- _Task to carry out_
Retype the data that follows line by line, exactly, and leave its pictures out.
--- Begin Given entries ---
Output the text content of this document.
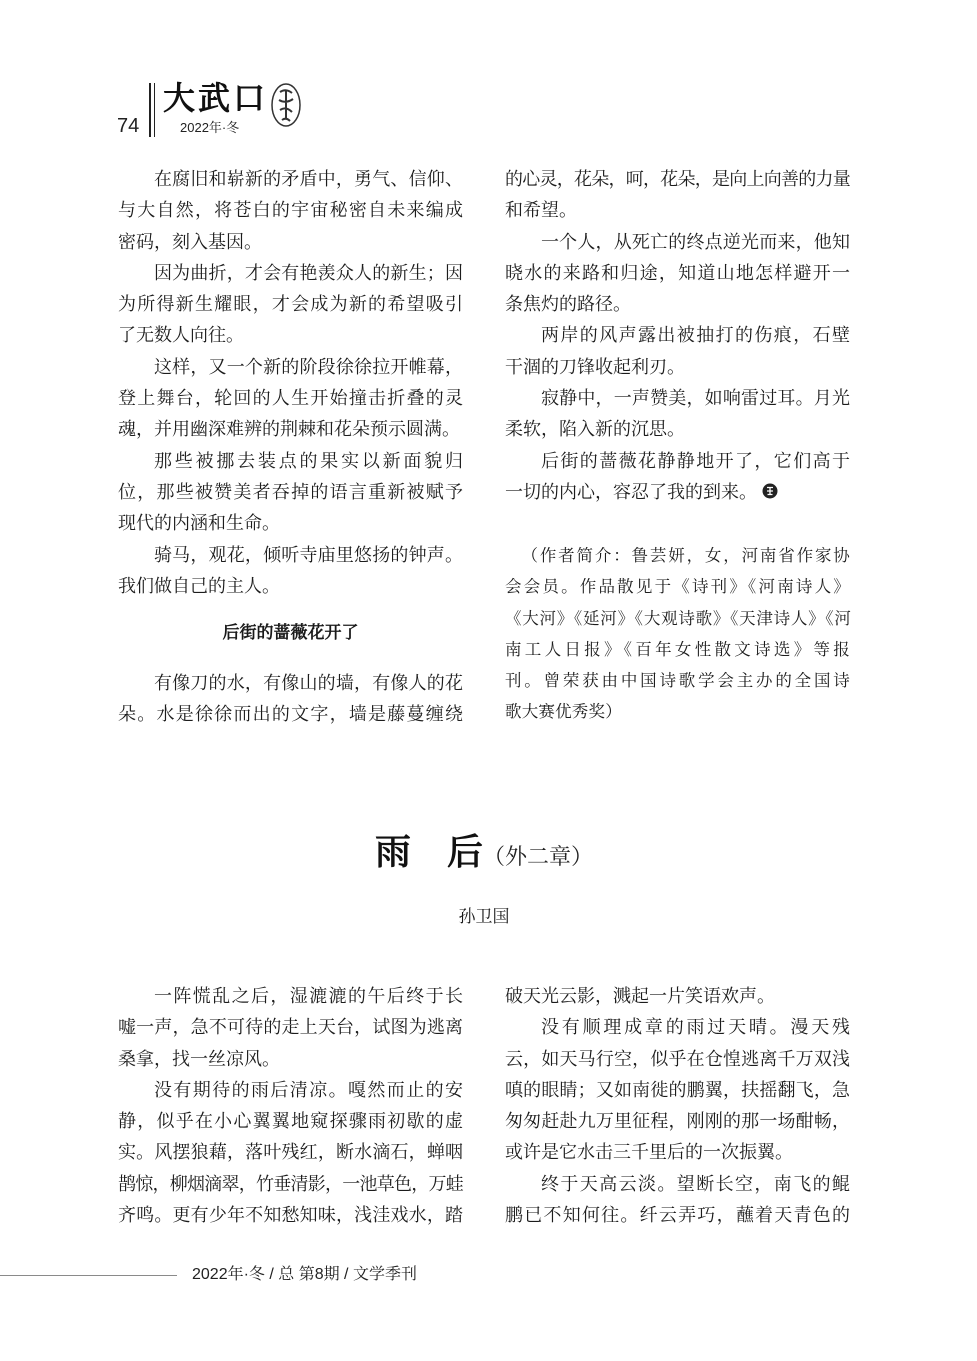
74
大武口
2022年·冬
在腐旧和崭新的矛盾中，勇气、信仰、
与大自然，将苍白的宇宙秘密自未来编成
密码，刻入基因。
因为曲折，才会有艳羡众人的新生；因
为所得新生耀眼，才会成为新的希望吸引
了无数人向往。
这样，又一个新的阶段徐徐拉开帷幕，
登上舞台，轮回的人生开始撞击折叠的灵
魂，并用幽深难辨的荆棘和花朵预示圆满。
那些被挪去装点的果实以新面貌归
位，那些被赞美者吞掉的语言重新被赋予
现代的内涵和生命。
骑马，观花，倾听寺庙里悠扬的钟声。
我们做自己的主人。
后街的蔷薇花开了
有像刀的水，有像山的墙，有像人的花
朵。水是徐徐而出的文字，墙是藤蔓缠绕
的心灵，花朵，呵，花朵，是向上向善的力量
和希望。
一个人，从死亡的终点逆光而来，他知
晓水的来路和归途，知道山地怎样避开一
条焦灼的路径。
两岸的风声露出被抽打的伤痕，石壁
干涸的刀锋收起利刃。
寂静中，一声赞美，如响雷过耳。月光
柔软，陷入新的沉思。
后街的蔷薇花静静地开了，它们高于
一切的内心，容忍了我的到来。
（作者简介：鲁芸妍，女，河南省作家协
会会员。作品散见于《诗刊》《河南诗人》
《大河》《延河》《大观诗歌》《天津诗人》《河
南工人日报》《百年女性散文诗选》等报
刊。曾荣获由中国诗歌学会主办的全国诗
歌大赛优秀奖）
雨　后 （外二章）
孙卫国
一阵慌乱之后，湿漉漉的午后终于长
嘘一声，急不可待的走上天台，试图为逃离
桑拿，找一丝凉风。
没有期待的雨后清凉。嘎然而止的安
静，似乎在小心翼翼地窥探骤雨初歇的虚
实。风摆狼藉，落叶残红，断水滴石，蝉咽
鹊惊，柳烟滴翠，竹垂清影，一池草色，万蛙
齐鸣。更有少年不知愁知味，浅洼戏水，踏
破天光云影，溅起一片笑语欢声。
没有顺理成章的雨过天晴。漫天残
云，如天马行空，似乎在仓惶逃离千万双浅
嗔的眼睛；又如南徙的鹏翼，扶摇翻飞，急
匆匆赶赴九万里征程，刚刚的那一场酣畅，
或许是它水击三千里后的一次振翼。
终于天高云淡。望断长空，南飞的鲲
鹏已不知何往。纤云弄巧，蘸着天青色的
2022年·冬 / 总 第8期 / 文学季刊
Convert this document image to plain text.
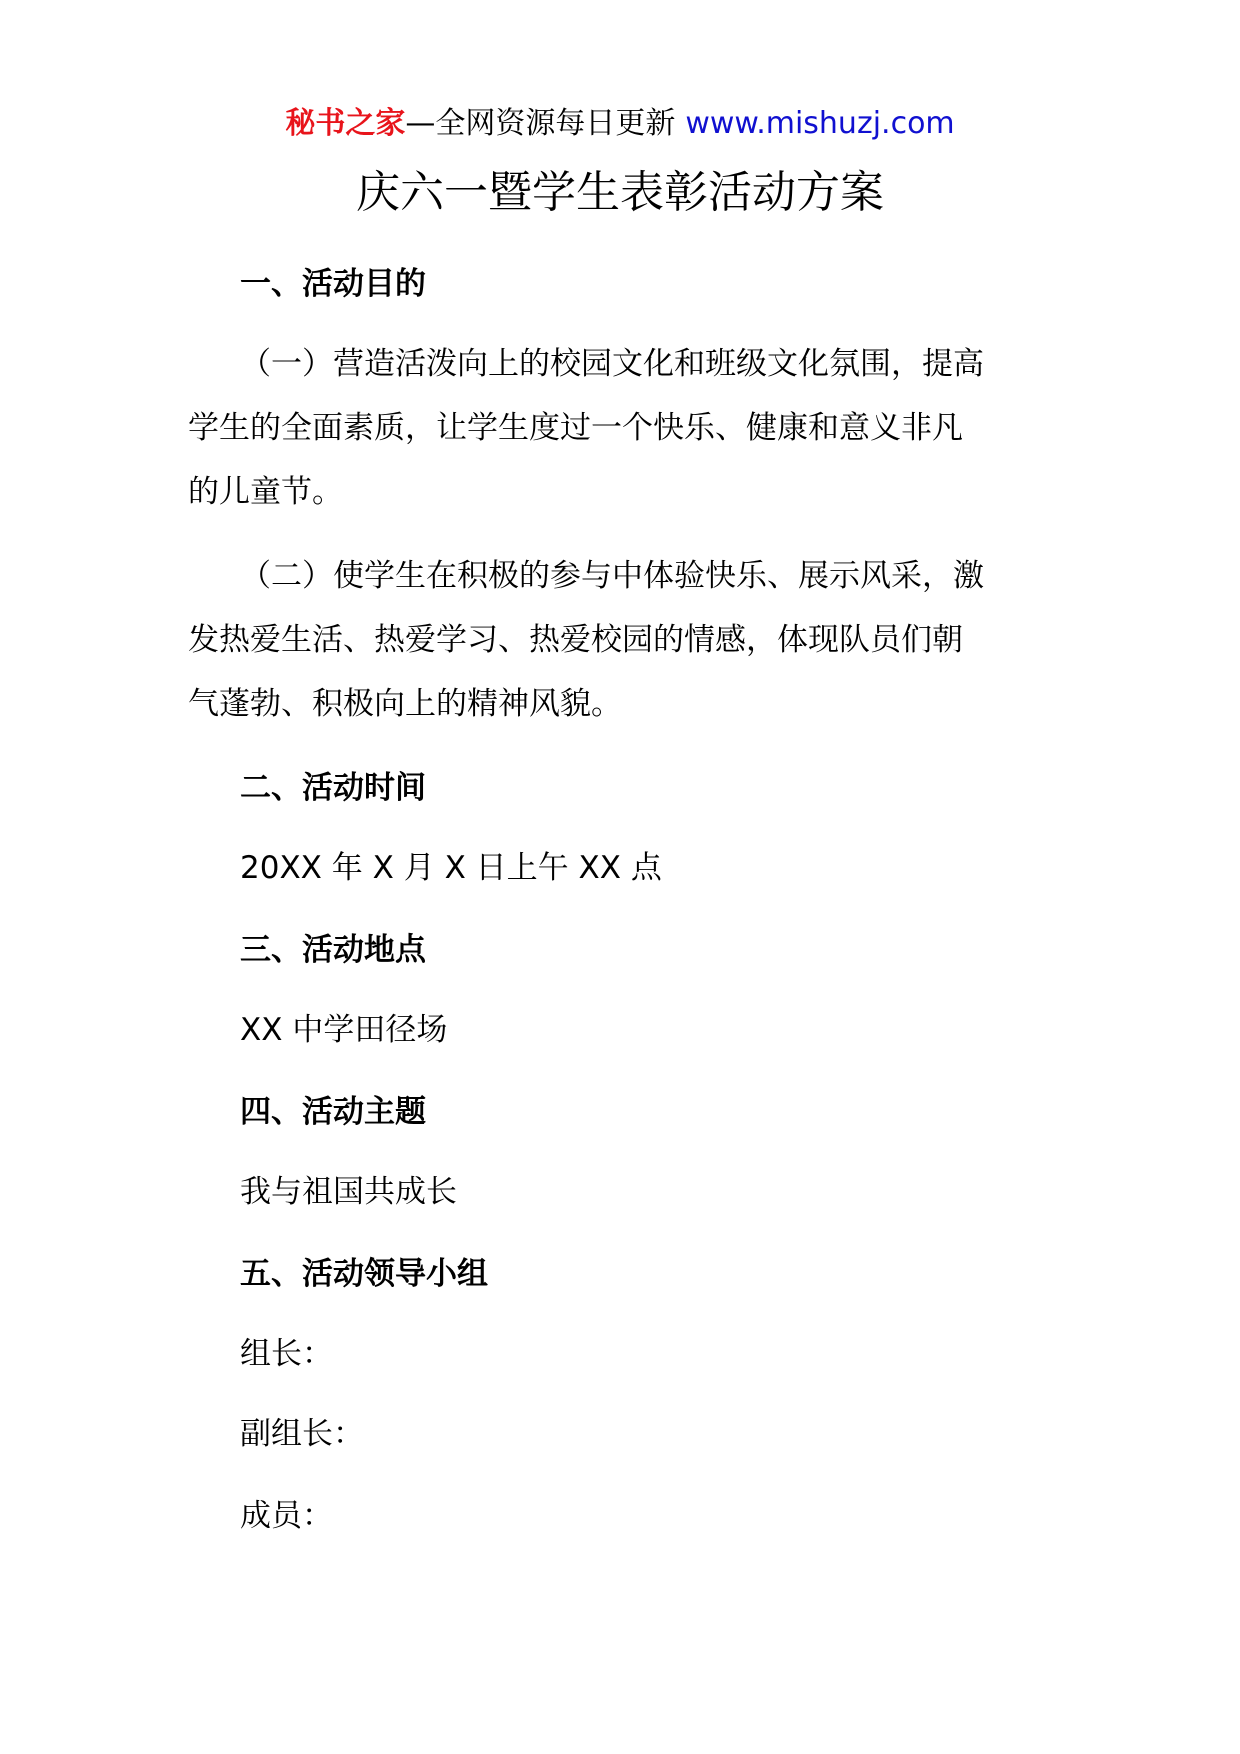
秘书之家—全网资源每日更新 www.mishuzj.com
庆六一暨学生表彰活动方案
一、活动目的
（一）营造活泼向上的校园文化和班级文化氛围，提高
学生的全面素质，让学生度过一个快乐、健康和意义非凡
的儿童节。
（二）使学生在积极的参与中体验快乐、展示风采，激
发热爱生活、热爱学习、热爱校园的情感，体现队员们朝
气蓬勃、积极向上的精神风貌。
二、活动时间
20XX 年 X 月 X 日上午 XX 点
三、活动地点
XX 中学田径场
四、活动主题
我与祖国共成长
五、活动领导小组
组长：
副组长：
成员：
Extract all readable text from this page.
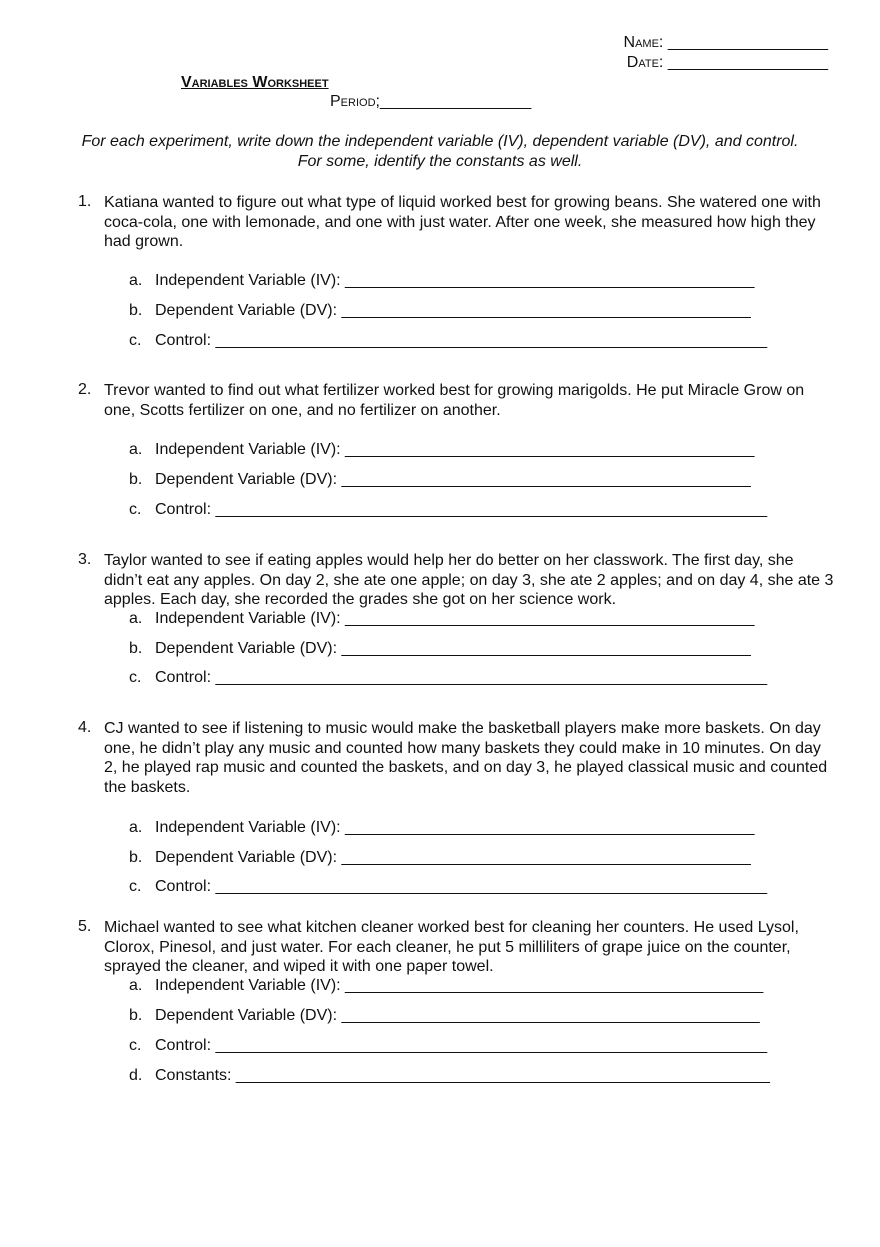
Name: __________________
Date: __________________
Variables Worksheet
Period;_________________
For each experiment, write down the independent variable (IV), dependent variable (DV), and control.
For some, identify the constants as well.
1. Katiana wanted to figure out what type of liquid worked best for growing beans. She watered one with coca-cola, one with lemonade, and one with just water. After one week, she measured how high they had grown.
a. Independent Variable (IV): ______________________________________________
b. Dependent Variable (DV): ______________________________________________
c. Control: ______________________________________________________________
2. Trevor wanted to find out what fertilizer worked best for growing marigolds. He put Miracle Grow on one, Scotts fertilizer on one, and no fertilizer on another.
a. Independent Variable (IV): ______________________________________________
b. Dependent Variable (DV): ______________________________________________
c. Control: ______________________________________________________________
3. Taylor wanted to see if eating apples would help her do better on her classwork. The first day, she didn’t eat any apples. On day 2, she ate one apple; on day 3, she ate 2 apples; and on day 4, she ate 3 apples. Each day, she recorded the grades she got on her science work.
a. Independent Variable (IV): ______________________________________________
b. Dependent Variable (DV): ______________________________________________
c. Control: ______________________________________________________________
4. CJ wanted to see if listening to music would make the basketball players make more baskets. On day one, he didn’t play any music and counted how many baskets they could make in 10 minutes. On day 2, he played rap music and counted the baskets, and on day 3, he played classical music and counted the baskets.
a. Independent Variable (IV): ______________________________________________
b. Dependent Variable (DV): ______________________________________________
c. Control: ______________________________________________________________
5. Michael wanted to see what kitchen cleaner worked best for cleaning her counters. He used Lysol, Clorox, Pinesol, and just water. For each cleaner, he put 5 milliliters of grape juice on the counter, sprayed the cleaner, and wiped it with one paper towel.
a. Independent Variable (IV): _______________________________________________
b. Dependent Variable (DV): _______________________________________________
c. Control: ______________________________________________________________
d. Constants: ____________________________________________________________
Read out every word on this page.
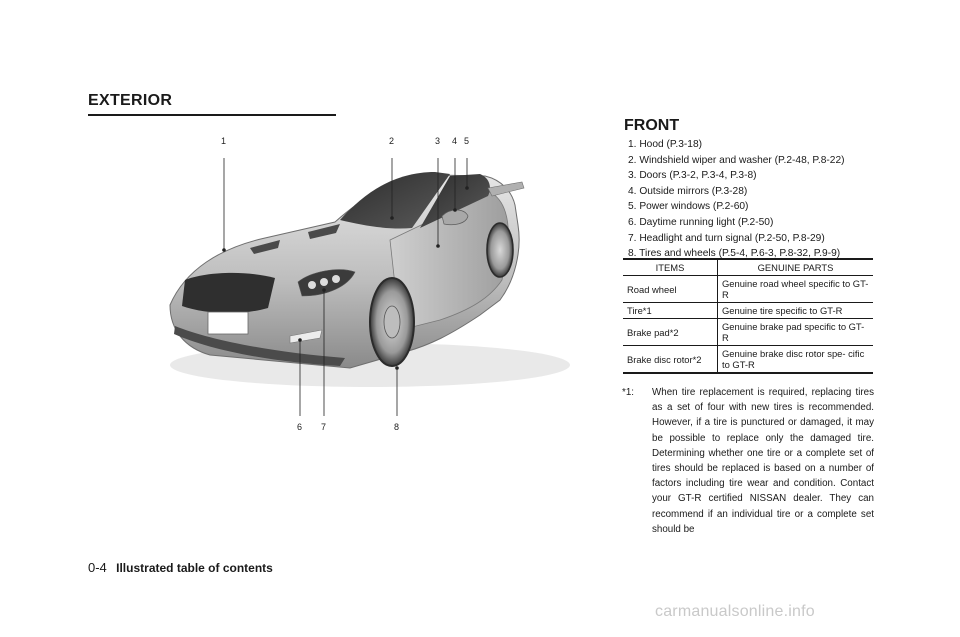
EXTERIOR
1	2	3 4 5
6 7	8
FRONT
1. Hood (P.3-18)
2. Windshield wiper and washer (P.2-48, P.8-22)
3. Doors (P.3-2, P.3-4, P.3-8)
4. Outside mirrors (P.3-28)
5. Power windows (P.2-60)
6. Daytime running light (P.2-50)
7. Headlight and turn signal (P.2-50, P.8-29)
8. Tires and wheels (P.5-4, P.6-3, P.8-32, P.9-9)
ITEMS	GENUINE PARTS
Road wheel	Genuine road wheel specific to GT-R
Tire*1	Genuine tire specific to GT-R
Brake pad*2	Genuine brake pad specific to GT-R
Brake disc rotor*2	Genuine brake disc rotor spe- cific to GT-R
*1: When tire replacement is required, replacing tires as a set of four with new tires is recommended. However, if a tire is punctured or damaged, it may be possible to replace only the damaged tire. Determining whether one tire or a complete set of tires should be replaced is based on a number of factors including tire wear and condition. Contact your GT-R certified NISSAN dealer. They can recommend if an individual tire or a complete set should be
0-4 Illustrated table of contents
carmanualsonline.info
--- End Given entries ---
- _Solution to this exercise_
Output the text content of this document.
74
大武口
2022年·冬
在腐旧和崭新的矛盾中，勇气、信仰、
与大自然，将苍白的宇宙秘密自未来编成
密码，刻入基因。
因为曲折，才会有艳羡众人的新生；因
为所得新生耀眼，才会成为新的希望吸引
了无数人向往。
这样，又一个新的阶段徐徐拉开帷幕，
登上舞台，轮回的人生开始撞击折叠的灵
魂，并用幽深难辨的荆棘和花朵预示圆满。
那些被挪去装点的果实以新面貌归
位，那些被赞美者吞掉的语言重新被赋予
现代的内涵和生命。
骑马，观花，倾听寺庙里悠扬的钟声。
我们做自己的主人。
后街的蔷薇花开了
有像刀的水，有像山的墙，有像人的花
朵。水是徐徐而出的文字，墙是藤蔓缠绕
的心灵，花朵，呵，花朵，是向上向善的力量
和希望。
一个人，从死亡的终点逆光而来，他知
晓水的来路和归途，知道山地怎样避开一
条焦灼的路径。
两岸的风声露出被抽打的伤痕，石壁
干涸的刀锋收起利刃。
寂静中，一声赞美，如响雷过耳。月光
柔软，陷入新的沉思。
后街的蔷薇花静静地开了，它们高于
一切的内心，容忍了我的到来。
（作者简介：鲁芸妍，女，河南省作家协
会会员。作品散见于《诗刊》《河南诗人》
《大河》《延河》《大观诗歌》《天津诗人》《河
南工人日报》《百年女性散文诗选》等报
刊。曾荣获由中国诗歌学会主办的全国诗
歌大赛优秀奖）
雨　后 （外二章）
孙卫国
一阵慌乱之后，湿漉漉的午后终于长
嘘一声，急不可待的走上天台，试图为逃离
桑拿，找一丝凉风。
没有期待的雨后清凉。嘎然而止的安
静，似乎在小心翼翼地窥探骤雨初歇的虚
实。风摆狼藉，落叶残红，断水滴石，蝉咽
鹊惊，柳烟滴翠，竹垂清影，一池草色，万蛙
齐鸣。更有少年不知愁知味，浅洼戏水，踏
破天光云影，溅起一片笑语欢声。
没有顺理成章的雨过天晴。漫天残
云，如天马行空，似乎在仓惶逃离千万双浅
嗔的眼睛；又如南徙的鹏翼，扶摇翻飞，急
匆匆赶赴九万里征程，刚刚的那一场酣畅，
或许是它水击三千里后的一次振翼。
终于天高云淡。望断长空，南飞的鲲
鹏已不知何往。纤云弄巧，蘸着天青色的
2022年·冬 / 总 第8期 / 文学季刊
Convert this document image to plain text.
秘书之家—全网资源每日更新 www.mishuzj.com
庆六一暨学生表彰活动方案
一、活动目的
（一）营造活泼向上的校园文化和班级文化氛围，提高
学生的全面素质，让学生度过一个快乐、健康和意义非凡
的儿童节。
（二）使学生在积极的参与中体验快乐、展示风采，激
发热爱生活、热爱学习、热爱校园的情感，体现队员们朝
气蓬勃、积极向上的精神风貌。
二、活动时间
20XX 年 X 月 X 日上午 XX 点
三、活动地点
XX 中学田径场
四、活动主题
我与祖国共成长
五、活动领导小组
组长：
副组长：
成员：
Extract all readable text from this page.
Name: __________________
Date: __________________
Variables Worksheet
Period;_________________
For each experiment, write down the independent variable (IV), dependent variable (DV), and control.
For some, identify the constants as well.
1. Katiana wanted to figure out what type of liquid worked best for growing beans. She watered one with coca-cola, one with lemonade, and one with just water. After one week, she measured how high they had grown.
a. Independent Variable (IV): ______________________________________________
b. Dependent Variable (DV): ______________________________________________
c. Control: ______________________________________________________________
2. Trevor wanted to find out what fertilizer worked best for growing marigolds. He put Miracle Grow on one, Scotts fertilizer on one, and no fertilizer on another.
a. Independent Variable (IV): ______________________________________________
b. Dependent Variable (DV): ______________________________________________
c. Control: ______________________________________________________________
3. Taylor wanted to see if eating apples would help her do better on her classwork. The first day, she didn’t eat any apples. On day 2, she ate one apple; on day 3, she ate 2 apples; and on day 4, she ate 3 apples. Each day, she recorded the grades she got on her science work.
a. Independent Variable (IV): ______________________________________________
b. Dependent Variable (DV): ______________________________________________
c. Control: ______________________________________________________________
4. CJ wanted to see if listening to music would make the basketball players make more baskets. On day one, he didn’t play any music and counted how many baskets they could make in 10 minutes. On day 2, he played rap music and counted the baskets, and on day 3, he played classical music and counted the baskets.
a. Independent Variable (IV): ______________________________________________
b. Dependent Variable (DV): ______________________________________________
c. Control: ______________________________________________________________
5. Michael wanted to see what kitchen cleaner worked best for cleaning her counters. He used Lysol, Clorox, Pinesol, and just water. For each cleaner, he put 5 milliliters of grape juice on the counter, sprayed the cleaner, and wiped it with one paper towel.
a. Independent Variable (IV): _______________________________________________
b. Dependent Variable (DV): _______________________________________________
c. Control: ______________________________________________________________
d. Constants: ____________________________________________________________
Read out every word on this page.
EXTERIOR
1	2	3 4 5
6 7	8
FRONT
1. Hood (P.3-18)
2. Windshield wiper and washer (P.2-48, P.8-22)
3. Doors (P.3-2, P.3-4, P.3-8)
4. Outside mirrors (P.3-28)
5. Power windows (P.2-60)
6. Daytime running light (P.2-50)
7. Headlight and turn signal (P.2-50, P.8-29)
8. Tires and wheels (P.5-4, P.6-3, P.8-32, P.9-9)
ITEMS	GENUINE PARTS
Road wheel	Genuine road wheel specific to GT-R
Tire*1	Genuine tire specific to GT-R
Brake pad*2	Genuine brake pad specific to GT-R
Brake disc rotor*2	Genuine brake disc rotor spe- cific to GT-R
*1: When tire replacement is required, replacing tires as a set of four with new tires is recommended. However, if a tire is punctured or damaged, it may be possible to replace only the damaged tire. Determining whether one tire or a complete set of tires should be replaced is based on a number of factors including tire wear and condition. Contact your GT-R certified NISSAN dealer. They can recommend if an individual tire or a complete set should be
0-4 Illustrated table of contents
carmanualsonline.info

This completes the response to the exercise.